Begin Records for the exercise

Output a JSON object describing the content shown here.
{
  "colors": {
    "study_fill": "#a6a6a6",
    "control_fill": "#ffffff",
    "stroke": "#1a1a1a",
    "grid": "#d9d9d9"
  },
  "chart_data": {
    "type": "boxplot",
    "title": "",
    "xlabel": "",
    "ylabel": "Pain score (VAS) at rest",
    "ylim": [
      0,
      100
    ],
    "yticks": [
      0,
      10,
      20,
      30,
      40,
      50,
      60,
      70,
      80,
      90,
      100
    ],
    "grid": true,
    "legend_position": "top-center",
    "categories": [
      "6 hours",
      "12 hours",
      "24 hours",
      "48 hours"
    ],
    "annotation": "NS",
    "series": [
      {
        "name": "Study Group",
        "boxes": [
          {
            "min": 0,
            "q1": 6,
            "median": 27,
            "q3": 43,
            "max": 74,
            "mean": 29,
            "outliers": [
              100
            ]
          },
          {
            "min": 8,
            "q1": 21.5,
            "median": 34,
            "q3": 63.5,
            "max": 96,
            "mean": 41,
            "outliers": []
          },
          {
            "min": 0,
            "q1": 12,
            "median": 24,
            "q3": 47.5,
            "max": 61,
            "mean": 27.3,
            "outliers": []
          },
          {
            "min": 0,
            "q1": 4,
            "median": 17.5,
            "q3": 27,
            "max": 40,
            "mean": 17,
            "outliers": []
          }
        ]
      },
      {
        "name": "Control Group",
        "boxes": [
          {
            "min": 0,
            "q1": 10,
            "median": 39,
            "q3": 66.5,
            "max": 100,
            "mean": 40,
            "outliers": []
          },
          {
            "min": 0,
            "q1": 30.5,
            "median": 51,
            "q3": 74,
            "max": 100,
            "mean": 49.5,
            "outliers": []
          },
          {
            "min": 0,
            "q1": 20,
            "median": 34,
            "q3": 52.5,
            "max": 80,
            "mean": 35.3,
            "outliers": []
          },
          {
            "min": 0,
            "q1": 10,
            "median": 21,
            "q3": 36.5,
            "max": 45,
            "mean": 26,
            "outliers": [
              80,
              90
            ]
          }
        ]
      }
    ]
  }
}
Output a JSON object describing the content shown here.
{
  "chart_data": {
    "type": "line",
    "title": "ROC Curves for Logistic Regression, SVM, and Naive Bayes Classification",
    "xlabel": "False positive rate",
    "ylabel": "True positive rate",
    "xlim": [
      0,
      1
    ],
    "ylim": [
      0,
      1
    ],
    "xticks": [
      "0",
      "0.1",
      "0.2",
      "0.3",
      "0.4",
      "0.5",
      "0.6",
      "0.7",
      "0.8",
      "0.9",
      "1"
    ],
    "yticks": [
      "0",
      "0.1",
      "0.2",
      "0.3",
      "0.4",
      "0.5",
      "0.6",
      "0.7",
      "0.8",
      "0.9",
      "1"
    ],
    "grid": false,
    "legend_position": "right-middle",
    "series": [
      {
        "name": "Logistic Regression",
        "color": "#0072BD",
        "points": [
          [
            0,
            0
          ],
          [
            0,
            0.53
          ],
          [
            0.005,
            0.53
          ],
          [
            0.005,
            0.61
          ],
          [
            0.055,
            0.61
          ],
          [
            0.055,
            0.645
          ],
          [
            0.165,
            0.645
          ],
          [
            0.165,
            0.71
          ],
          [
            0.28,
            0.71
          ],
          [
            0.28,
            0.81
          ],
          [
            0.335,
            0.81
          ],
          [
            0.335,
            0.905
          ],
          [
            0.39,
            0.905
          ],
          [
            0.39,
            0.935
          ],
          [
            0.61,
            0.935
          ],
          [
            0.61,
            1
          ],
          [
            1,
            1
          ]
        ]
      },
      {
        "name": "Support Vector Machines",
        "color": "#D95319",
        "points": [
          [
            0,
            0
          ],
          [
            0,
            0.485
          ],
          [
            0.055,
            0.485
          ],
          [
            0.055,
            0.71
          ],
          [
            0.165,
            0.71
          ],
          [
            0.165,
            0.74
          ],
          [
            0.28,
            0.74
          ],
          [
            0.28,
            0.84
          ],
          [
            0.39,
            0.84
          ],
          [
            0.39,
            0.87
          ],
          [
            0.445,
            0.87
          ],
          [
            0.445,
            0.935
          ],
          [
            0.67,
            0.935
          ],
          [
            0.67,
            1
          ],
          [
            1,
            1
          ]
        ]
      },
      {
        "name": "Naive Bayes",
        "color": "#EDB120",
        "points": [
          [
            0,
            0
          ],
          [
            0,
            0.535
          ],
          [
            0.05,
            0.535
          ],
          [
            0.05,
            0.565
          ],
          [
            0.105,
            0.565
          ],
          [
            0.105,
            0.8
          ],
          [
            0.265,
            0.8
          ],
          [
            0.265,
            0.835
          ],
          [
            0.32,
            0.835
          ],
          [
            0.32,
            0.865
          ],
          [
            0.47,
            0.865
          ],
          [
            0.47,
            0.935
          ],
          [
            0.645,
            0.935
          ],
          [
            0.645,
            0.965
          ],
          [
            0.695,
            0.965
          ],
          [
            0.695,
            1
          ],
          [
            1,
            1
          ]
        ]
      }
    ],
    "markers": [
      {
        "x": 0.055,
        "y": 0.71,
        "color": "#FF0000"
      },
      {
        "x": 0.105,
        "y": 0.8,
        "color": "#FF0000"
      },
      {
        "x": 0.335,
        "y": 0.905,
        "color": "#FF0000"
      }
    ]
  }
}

End Records for the exercise

Problem requirements. From the listing above, reproduce all the lines exactly.

Answer to the task.
Output a JSON object describing the content shown here.
{
  "colors": {
    "study_fill": "#a6a6a6",
    "control_fill": "#ffffff",
    "stroke": "#1a1a1a",
    "grid": "#d9d9d9"
  },
  "chart_data": {
    "type": "boxplot",
    "title": "",
    "xlabel": "",
    "ylabel": "Pain score (VAS) at rest",
    "ylim": [
      0,
      100
    ],
    "yticks": [
      0,
      10,
      20,
      30,
      40,
      50,
      60,
      70,
      80,
      90,
      100
    ],
    "grid": true,
    "legend_position": "top-center",
    "categories": [
      "6 hours",
      "12 hours",
      "24 hours",
      "48 hours"
    ],
    "annotation": "NS",
    "series": [
      {
        "name": "Study Group",
        "boxes": [
          {
            "min": 0,
            "q1": 6,
            "median": 27,
            "q3": 43,
            "max": 74,
            "mean": 29,
            "outliers": [
              100
            ]
          },
          {
            "min": 8,
            "q1": 21.5,
            "median": 34,
            "q3": 63.5,
            "max": 96,
            "mean": 41,
            "outliers": []
          },
          {
            "min": 0,
            "q1": 12,
            "median": 24,
            "q3": 47.5,
            "max": 61,
            "mean": 27.3,
            "outliers": []
          },
          {
            "min": 0,
            "q1": 4,
            "median": 17.5,
            "q3": 27,
            "max": 40,
            "mean": 17,
            "outliers": []
          }
        ]
      },
      {
        "name": "Control Group",
        "boxes": [
          {
            "min": 0,
            "q1": 10,
            "median": 39,
            "q3": 66.5,
            "max": 100,
            "mean": 40,
            "outliers": []
          },
          {
            "min": 0,
            "q1": 30.5,
            "median": 51,
            "q3": 74,
            "max": 100,
            "mean": 49.5,
            "outliers": []
          },
          {
            "min": 0,
            "q1": 20,
            "median": 34,
            "q3": 52.5,
            "max": 80,
            "mean": 35.3,
            "outliers": []
          },
          {
            "min": 0,
            "q1": 10,
            "median": 21,
            "q3": 36.5,
            "max": 45,
            "mean": 26,
            "outliers": [
              80,
              90
            ]
          }
        ]
      }
    ]
  }
}
Output a JSON object describing the content shown here.
{
  "chart_data": {
    "type": "line",
    "title": "ROC Curves for Logistic Regression, SVM, and Naive Bayes Classification",
    "xlabel": "False positive rate",
    "ylabel": "True positive rate",
    "xlim": [
      0,
      1
    ],
    "ylim": [
      0,
      1
    ],
    "xticks": [
      "0",
      "0.1",
      "0.2",
      "0.3",
      "0.4",
      "0.5",
      "0.6",
      "0.7",
      "0.8",
      "0.9",
      "1"
    ],
    "yticks": [
      "0",
      "0.1",
      "0.2",
      "0.3",
      "0.4",
      "0.5",
      "0.6",
      "0.7",
      "0.8",
      "0.9",
      "1"
    ],
    "grid": false,
    "legend_position": "right-middle",
    "series": [
      {
        "name": "Logistic Regression",
        "color": "#0072BD",
        "points": [
          [
            0,
            0
          ],
          [
            0,
            0.53
          ],
          [
            0.005,
            0.53
          ],
          [
            0.005,
            0.61
          ],
          [
            0.055,
            0.61
          ],
          [
            0.055,
            0.645
          ],
          [
            0.165,
            0.645
          ],
          [
            0.165,
            0.71
          ],
          [
            0.28,
            0.71
          ],
          [
            0.28,
            0.81
          ],
          [
            0.335,
            0.81
          ],
          [
            0.335,
            0.905
          ],
          [
            0.39,
            0.905
          ],
          [
            0.39,
            0.935
          ],
          [
            0.61,
            0.935
          ],
          [
            0.61,
            1
          ],
          [
            1,
            1
          ]
        ]
      },
      {
        "name": "Support Vector Machines",
        "color": "#D95319",
        "points": [
          [
            0,
            0
          ],
          [
            0,
            0.485
          ],
          [
            0.055,
            0.485
          ],
          [
            0.055,
            0.71
          ],
          [
            0.165,
            0.71
          ],
          [
            0.165,
            0.74
          ],
          [
            0.28,
            0.74
          ],
          [
            0.28,
            0.84
          ],
          [
            0.39,
            0.84
          ],
          [
            0.39,
            0.87
          ],
          [
            0.445,
            0.87
          ],
          [
            0.445,
            0.935
          ],
          [
            0.67,
            0.935
          ],
          [
            0.67,
            1
          ],
          [
            1,
            1
          ]
        ]
      },
      {
        "name": "Naive Bayes",
        "color": "#EDB120",
        "points": [
          [
            0,
            0
          ],
          [
            0,
            0.535
          ],
          [
            0.05,
            0.535
          ],
          [
            0.05,
            0.565
          ],
          [
            0.105,
            0.565
          ],
          [
            0.105,
            0.8
          ],
          [
            0.265,
            0.8
          ],
          [
            0.265,
            0.835
          ],
          [
            0.32,
            0.835
          ],
          [
            0.32,
            0.865
          ],
          [
            0.47,
            0.865
          ],
          [
            0.47,
            0.935
          ],
          [
            0.645,
            0.935
          ],
          [
            0.645,
            0.965
          ],
          [
            0.695,
            0.965
          ],
          [
            0.695,
            1
          ],
          [
            1,
            1
          ]
        ]
      }
    ],
    "markers": [
      {
        "x": 0.055,
        "y": 0.71,
        "color": "#FF0000"
      },
      {
        "x": 0.105,
        "y": 0.8,
        "color": "#FF0000"
      },
      {
        "x": 0.335,
        "y": 0.905,
        "color": "#FF0000"
      }
    ]
  }
}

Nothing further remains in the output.